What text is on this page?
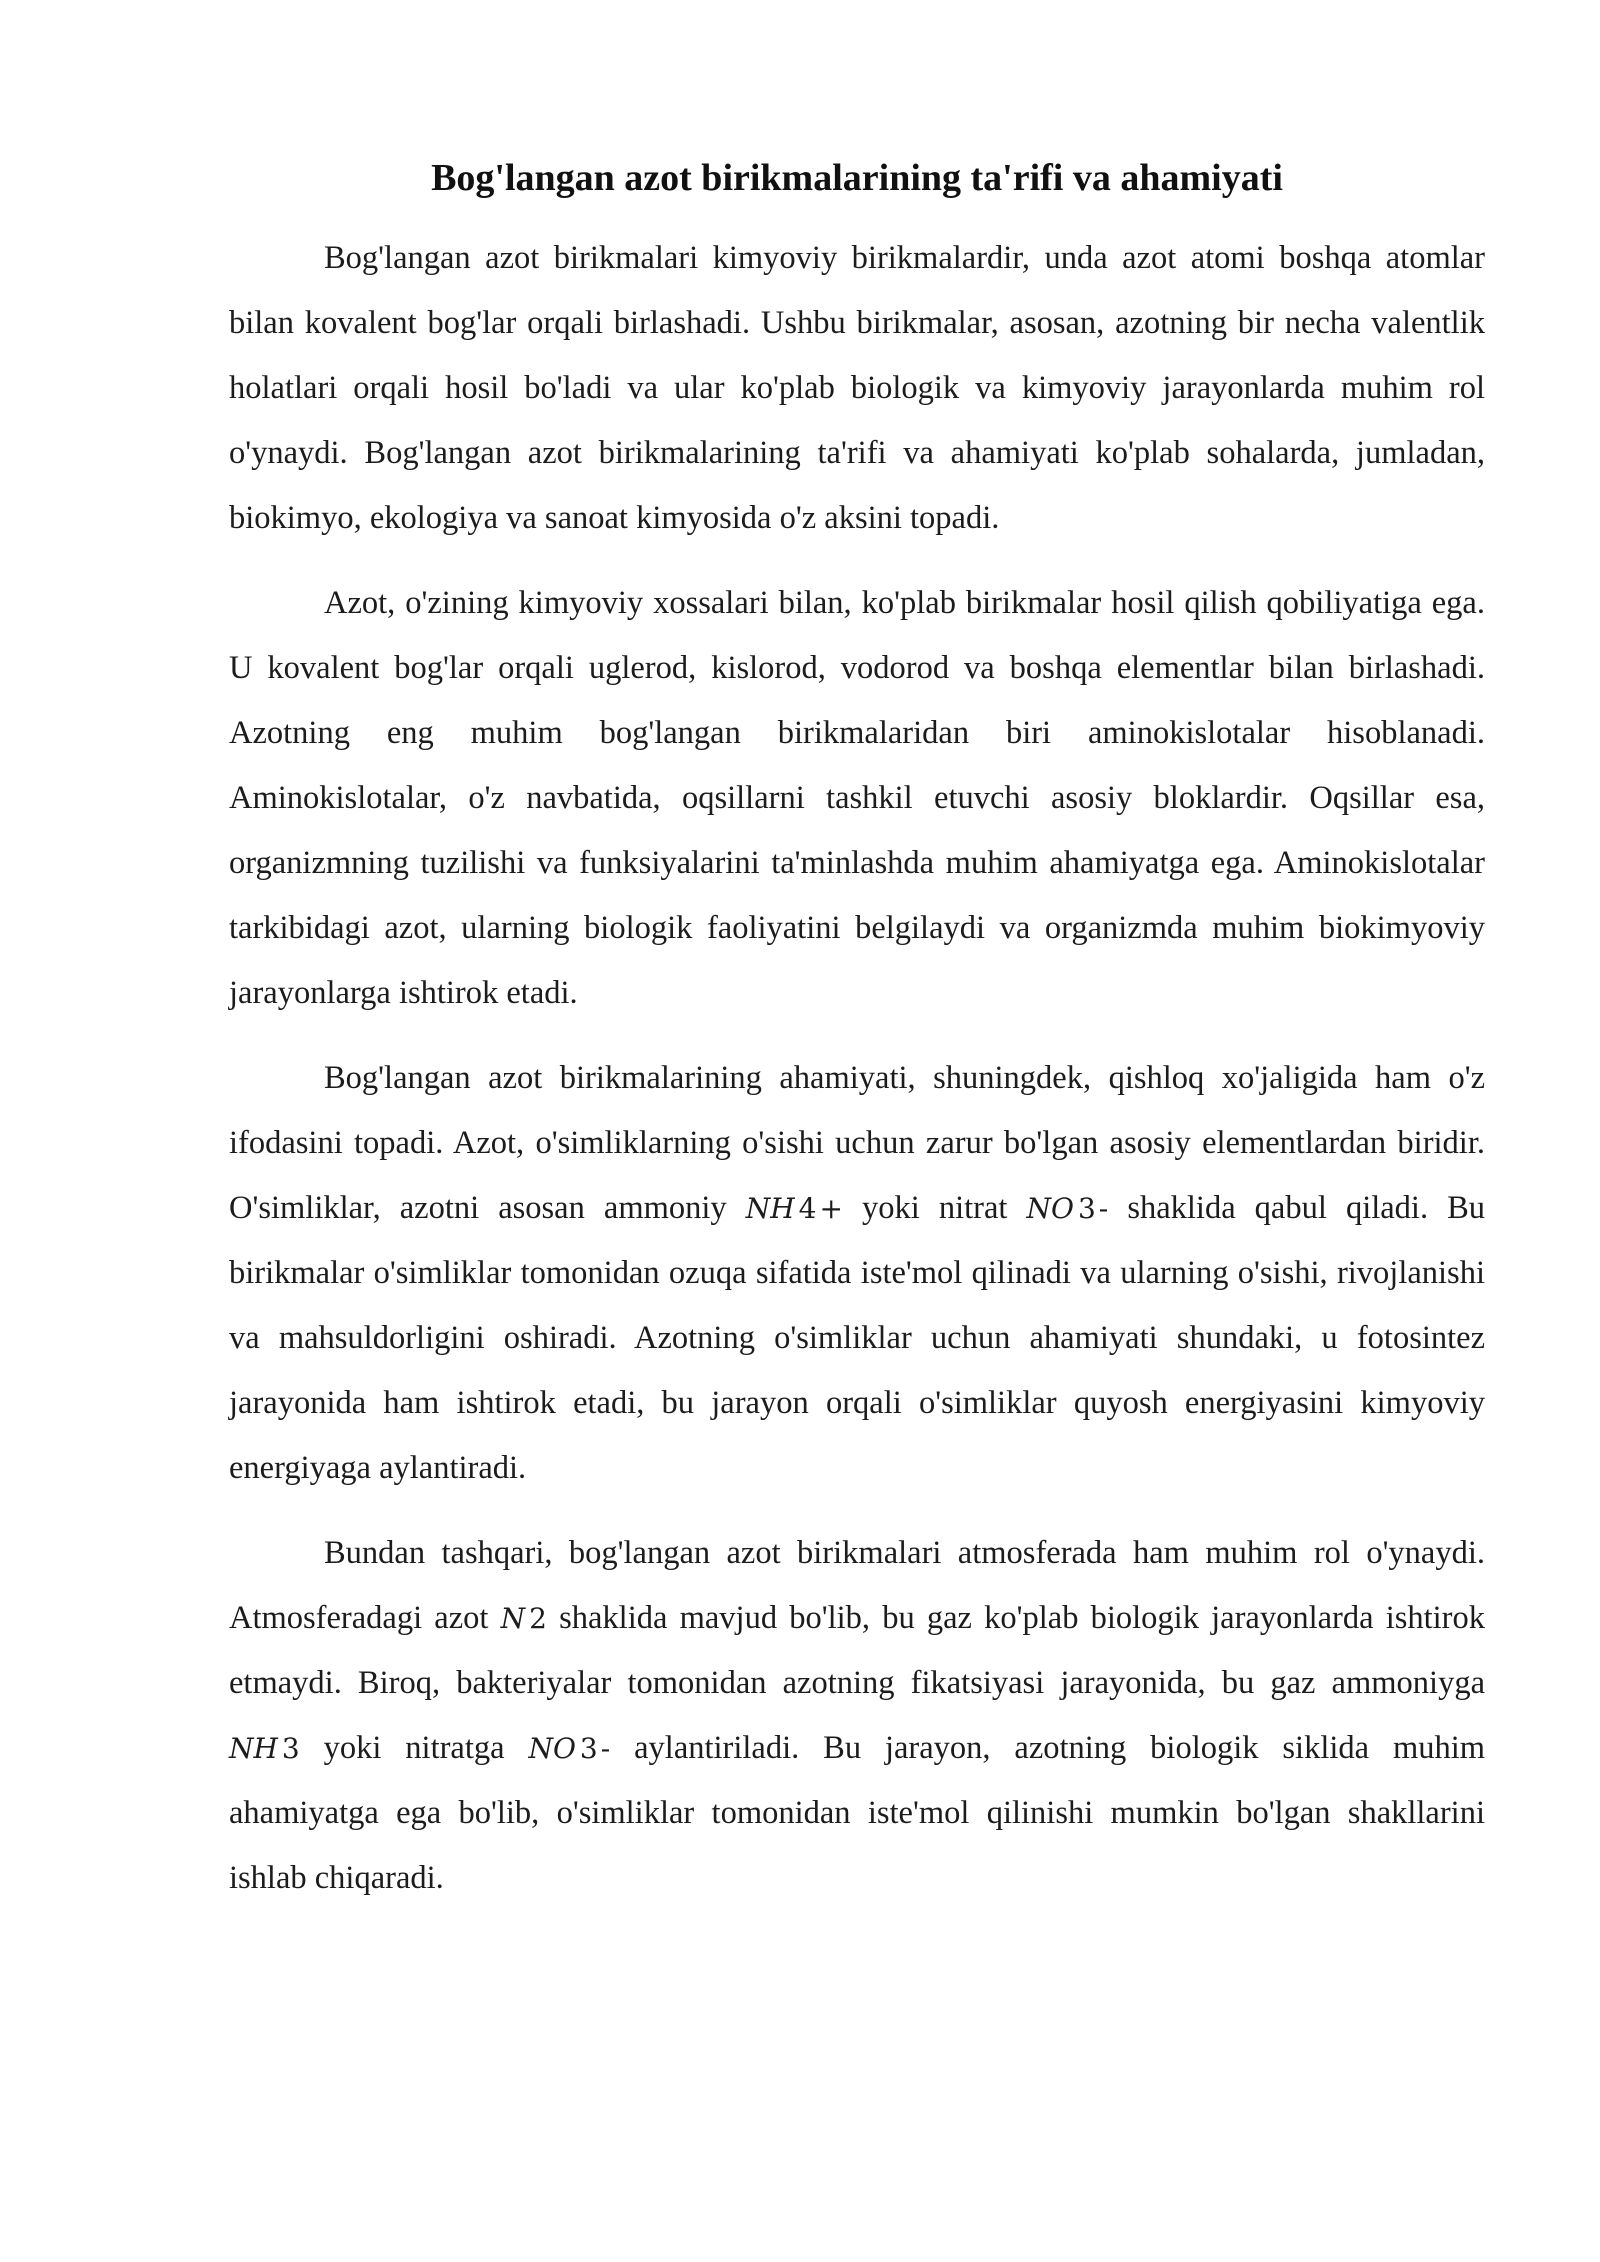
Bog'langan azot birikmalarining ta'rifi va ahamiyati

Bog'langan azot birikmalari kimyoviy birikmalardir, unda azot atomi boshqa atomlar bilan kovalent bog'lar orqali birlashadi. Ushbu birikmalar, asosan, azotning bir necha valentlik holatlari orqali hosil bo'ladi va ular ko'plab biologik va kimyoviy jarayonlarda muhim rol o'ynaydi. Bog'langan azot birikmalarining ta'rifi va ahamiyati ko'plab sohalarda, jumladan, biokimyo, ekologiya va sanoat kimyosida o'z aksini topadi.

Azot, o'zining kimyoviy xossalari bilan, ko'plab birikmalar hosil qilish qobiliyatiga ega. U kovalent bog'lar orqali uglerod, kislorod, vodorod va boshqa elementlar bilan birlashadi. Azotning eng muhim bog'langan birikmalaridan biri aminokislotalar hisoblanadi. Aminokislotalar, o'z navbatida, oqsillarni tashkil etuvchi asosiy bloklardir. Oqsillar esa, organizmning tuzilishi va funksiyalarini ta'minlashda muhim ahamiyatga ega. Aminokislotalar tarkibidagi azot, ularning biologik faoliyatini belgilaydi va organizmda muhim biokimyoviy jarayonlarga ishtirok etadi.

Bog'langan azot birikmalarining ahamiyati, shuningdek, qishloq xo'jaligida ham o'z ifodasini topadi. Azot, o'simliklarning o'sishi uchun zarur bo'lgan asosiy elementlardan biridir. O'simliklar, azotni asosan ammoniy NH 4 + yoki nitrat NO 3 - shaklida qabul qiladi. Bu birikmalar o'simliklar tomonidan ozuqa sifatida iste'mol qilinadi va ularning o'sishi, rivojlanishi va mahsuldorligini oshiradi. Azotning o'simliklar uchun ahamiyati shundaki, u fotosintez jarayonida ham ishtirok etadi, bu jarayon orqali o'simliklar quyosh energiyasini kimyoviy energiyaga aylantiradi.

Bundan tashqari, bog'langan azot birikmalari atmosferada ham muhim rol o'ynaydi. Atmosferadagi azot N 2 shaklida mavjud bo'lib, bu gaz ko'plab biologik jarayonlarda ishtirok etmaydi. Biroq, bakteriyalar tomonidan azotning fikatsiyasi jarayonida, bu gaz ammoniyga NH 3 yoki nitratga NO 3 - aylantiriladi. Bu jarayon, azotning biologik siklida muhim ahamiyatga ega bo'lib, o'simliklar tomonidan iste'mol qilinishi mumkin bo'lgan shakllarini ishlab chiqaradi.
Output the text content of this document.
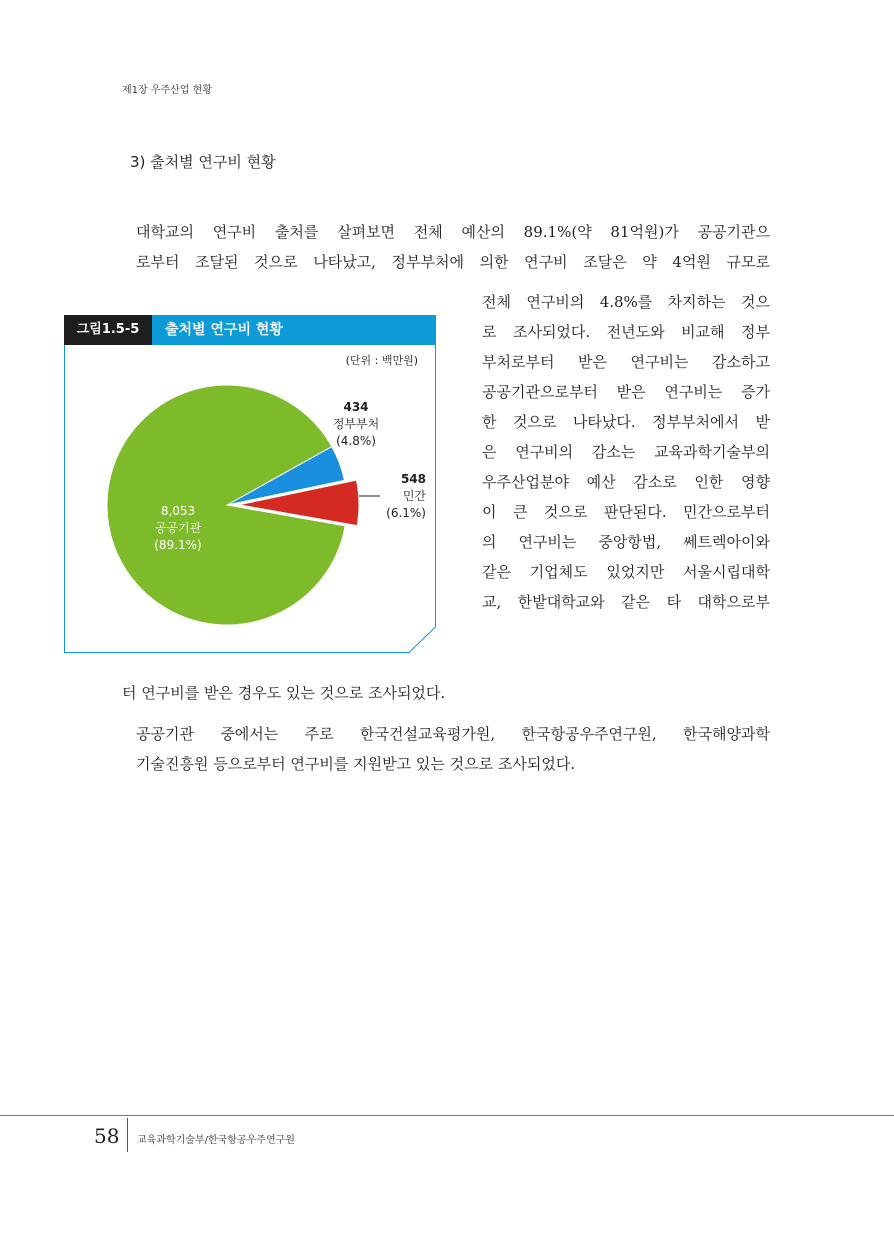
제1장 우주산업 현황
3) 출처별 연구비 현황

대학교의 연구비 출처를 살펴보면 전체 예산의 89.1%(약 81억원)가 공공기관으
로부터 조달된 것으로 나타났고, 정부부처에 의한 연구비 조달은 약 4억원 규모로

전체 연구비의 4.8%를 차지하는 것으
로 조사되었다. 전년도와 비교해 정부
부처로부터 받은 연구비는 감소하고
공공기관으로부터 받은 연구비는 증가
한 것으로 나타났다. 정부부처에서 받
은 연구비의 감소는 교육과학기술부의
우주산업분야 예산 감소로 인한 영향
이 큰 것으로 판단된다. 민간으로부터
의 연구비는 중앙항법, 쎄트렉아이와
같은 기업체도 있었지만 서울시립대학
교, 한밭대학교와 같은 타 대학으로부

터 연구비를 받은 경우도 있는 것으로 조사되었다.

공공기관 중에서는 주로 한국건설교육평가원, 한국항공우주연구원, 한국해양과학
기술진흥원 등으로부터 연구비를 지원받고 있는 것으로 조사되었다.

그림1.5-5	출처별 연구비 현황
(단위 : 백만원)
434
정부부처
(4.8%)
548
민간
(6.1%)
8,053
공공기관
(89.1%)
58 교육과학기술부/한국항공우주연구원
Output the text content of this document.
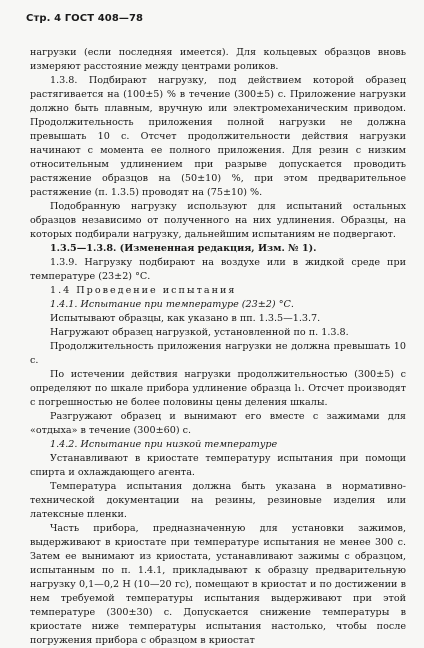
Стр. 4 ГОСТ 408—78

нагрузки (если последняя имеется). Для кольцевых образцов вновь измеряют расстояние между центрами роликов.

1.3.8. Подбирают нагрузку, под действием которой образец растягивается на (100±5) % в течение (300±5) с. Приложение нагрузки должно быть плавным, вручную или электромеханическим приводом. Продолжительность приложения полной нагрузки не должна превышать 10 с. Отсчет продолжительности действия нагрузки начинают с момента ее полного приложения. Для резин с низким относительным удлинением при разрыве допускается проводить растяжение образцов на (50±10) %, при этом предварительное растяжение (п. 1.3.5) проводят на (75±10) %.

Подобранную нагрузку используют для испытаний остальных образцов независимо от полученного на них удлинения. Образцы, на которых подбирали нагрузку, дальнейшим испытаниям не подвергают.

1.3.5—1.3.8. (Измененная редакция, Изм. № 1).

1.3.9. Нагрузку подбирают на воздухе или в жидкой среде при температуре (23±2) °С.

1.4 Проведение испытания

1.4.1. Испытание при температуре (23±2) °С.

Испытывают образцы, как указано в пп. 1.3.5—1.3.7.

Нагружают образец нагрузкой, установленной по п. 1.3.8.

Продолжительность приложения нагрузки не должна превышать 10 с.

По истечении действия нагрузки продолжительностью (300±5) с определяют по шкале прибора удлинение образца l₁. Отсчет производят с погрешностью не более половины цены деления шкалы.

Разгружают образец и вынимают его вместе с зажимами для «отдыха» в течение (300±60) с.

1.4.2. Испытание при низкой температуре

Устанавливают в криостате температуру испытания при помощи спирта и охлаждающего агента.

Температура испытания должна быть указана в нормативно-технической документации на резины, резиновые изделия или латексные пленки.

Часть прибора, предназначенную для установки зажимов, выдерживают в криостате при температуре испытания не менее 300 с. Затем ее вынимают из криостата, устанавливают зажимы с образцом, испытанным по п. 1.4.1, прикладывают к образцу предварительную нагрузку 0,1—0,2 Н (10—20 гс), помещают в криостат и по достижении в нем требуемой температуры испытания выдерживают при этой температуре (300±30) с. Допускается снижение температуры в криостате ниже температуры испытания настолько, чтобы после погружения прибора с образцом в криостат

########

From the material above, copy everything exactly but the pictures.

FINAL RESULT:
What text is on this page?
Bog'langan azot birikmalarining ta'rifi va ahamiyati

Bog'langan azot birikmalari kimyoviy birikmalardir, unda azot atomi boshqa atomlar bilan kovalent bog'lar orqali birlashadi. Ushbu birikmalar, asosan, azotning bir necha valentlik holatlari orqali hosil bo'ladi va ular ko'plab biologik va kimyoviy jarayonlarda muhim rol o'ynaydi. Bog'langan azot birikmalarining ta'rifi va ahamiyati ko'plab sohalarda, jumladan, biokimyo, ekologiya va sanoat kimyosida o'z aksini topadi.

Azot, o'zining kimyoviy xossalari bilan, ko'plab birikmalar hosil qilish qobiliyatiga ega. U kovalent bog'lar orqali uglerod, kislorod, vodorod va boshqa elementlar bilan birlashadi. Azotning eng muhim bog'langan birikmalaridan biri aminokislotalar hisoblanadi. Aminokislotalar, o'z navbatida, oqsillarni tashkil etuvchi asosiy bloklardir. Oqsillar esa, organizmning tuzilishi va funksiyalarini ta'minlashda muhim ahamiyatga ega. Aminokislotalar tarkibidagi azot, ularning biologik faoliyatini belgilaydi va organizmda muhim biokimyoviy jarayonlarga ishtirok etadi.

Bog'langan azot birikmalarining ahamiyati, shuningdek, qishloq xo'jaligida ham o'z ifodasini topadi. Azot, o'simliklarning o'sishi uchun zarur bo'lgan asosiy elementlardan biridir. O'simliklar, azotni asosan ammoniy NH 4 + yoki nitrat NO 3 - shaklida qabul qiladi. Bu birikmalar o'simliklar tomonidan ozuqa sifatida iste'mol qilinadi va ularning o'sishi, rivojlanishi va mahsuldorligini oshiradi. Azotning o'simliklar uchun ahamiyati shundaki, u fotosintez jarayonida ham ishtirok etadi, bu jarayon orqali o'simliklar quyosh energiyasini kimyoviy energiyaga aylantiradi.

Bundan tashqari, bog'langan azot birikmalari atmosferada ham muhim rol o'ynaydi. Atmosferadagi azot N 2 shaklida mavjud bo'lib, bu gaz ko'plab biologik jarayonlarda ishtirok etmaydi. Biroq, bakteriyalar tomonidan azotning fikatsiyasi jarayonida, bu gaz ammoniyga NH 3 yoki nitratga NO 3 - aylantiriladi. Bu jarayon, azotning biologik siklida muhim ahamiyatga ega bo'lib, o'simliklar tomonidan iste'mol qilinishi mumkin bo'lgan shakllarini ishlab chiqaradi.
Output the text content of this document.
제1장 우주산업 현황
3) 출처별 연구비 현황

대학교의 연구비 출처를 살펴보면 전체 예산의 89.1%(약 81억원)가 공공기관으
로부터 조달된 것으로 나타났고, 정부부처에 의한 연구비 조달은 약 4억원 규모로

전체 연구비의 4.8%를 차지하는 것으
로 조사되었다. 전년도와 비교해 정부
부처로부터 받은 연구비는 감소하고
공공기관으로부터 받은 연구비는 증가
한 것으로 나타났다. 정부부처에서 받
은 연구비의 감소는 교육과학기술부의
우주산업분야 예산 감소로 인한 영향
이 큰 것으로 판단된다. 민간으로부터
의 연구비는 중앙항법, 쎄트렉아이와
같은 기업체도 있었지만 서울시립대학
교, 한밭대학교와 같은 타 대학으로부

터 연구비를 받은 경우도 있는 것으로 조사되었다.

공공기관 중에서는 주로 한국건설교육평가원, 한국항공우주연구원, 한국해양과학
기술진흥원 등으로부터 연구비를 지원받고 있는 것으로 조사되었다.

그림1.5-5	출처별 연구비 현황
(단위 : 백만원)
434
정부부처
(4.8%)
548
민간
(6.1%)
8,053
공공기관
(89.1%)
58 교육과학기술부/한국항공우주연구원
Output the text content of this document.
Стр. 4 ГОСТ 408—78

нагрузки (если последняя имеется). Для кольцевых образцов вновь измеряют расстояние между центрами роликов.

1.3.8. Подбирают нагрузку, под действием которой образец растягивается на (100±5) % в течение (300±5) с. Приложение нагрузки должно быть плавным, вручную или электромеханическим приводом. Продолжительность приложения полной нагрузки не должна превышать 10 с. Отсчет продолжительности действия нагрузки начинают с момента ее полного приложения. Для резин с низким относительным удлинением при разрыве допускается проводить растяжение образцов на (50±10) %, при этом предварительное растяжение (п. 1.3.5) проводят на (75±10) %.

Подобранную нагрузку используют для испытаний остальных образцов независимо от полученного на них удлинения. Образцы, на которых подбирали нагрузку, дальнейшим испытаниям не подвергают.

1.3.5—1.3.8. (Измененная редакция, Изм. № 1).

1.3.9. Нагрузку подбирают на воздухе или в жидкой среде при температуре (23±2) °С.

1.4 Проведение испытания

1.4.1. Испытание при температуре (23±2) °С.

Испытывают образцы, как указано в пп. 1.3.5—1.3.7.

Нагружают образец нагрузкой, установленной по п. 1.3.8.

Продолжительность приложения нагрузки не должна превышать 10 с.

По истечении действия нагрузки продолжительностью (300±5) с определяют по шкале прибора удлинение образца l₁. Отсчет производят с погрешностью не более половины цены деления шкалы.

Разгружают образец и вынимают его вместе с зажимами для «отдыха» в течение (300±60) с.

1.4.2. Испытание при низкой температуре

Устанавливают в криостате температуру испытания при помощи спирта и охлаждающего агента.

Температура испытания должна быть указана в нормативно-технической документации на резины, резиновые изделия или латексные пленки.

Часть прибора, предназначенную для установки зажимов, выдерживают в криостате при температуре испытания не менее 300 с. Затем ее вынимают из криостата, устанавливают зажимы с образцом, испытанным по п. 1.4.1, прикладывают к образцу предварительную нагрузку 0,1—0,2 Н (10—20 гс), помещают в криостат и по достижении в нем требуемой температуры испытания выдерживают при этой температуре (300±30) с. Допускается снижение температуры в криостате ниже температуры испытания настолько, чтобы после погружения прибора с образцом в криостат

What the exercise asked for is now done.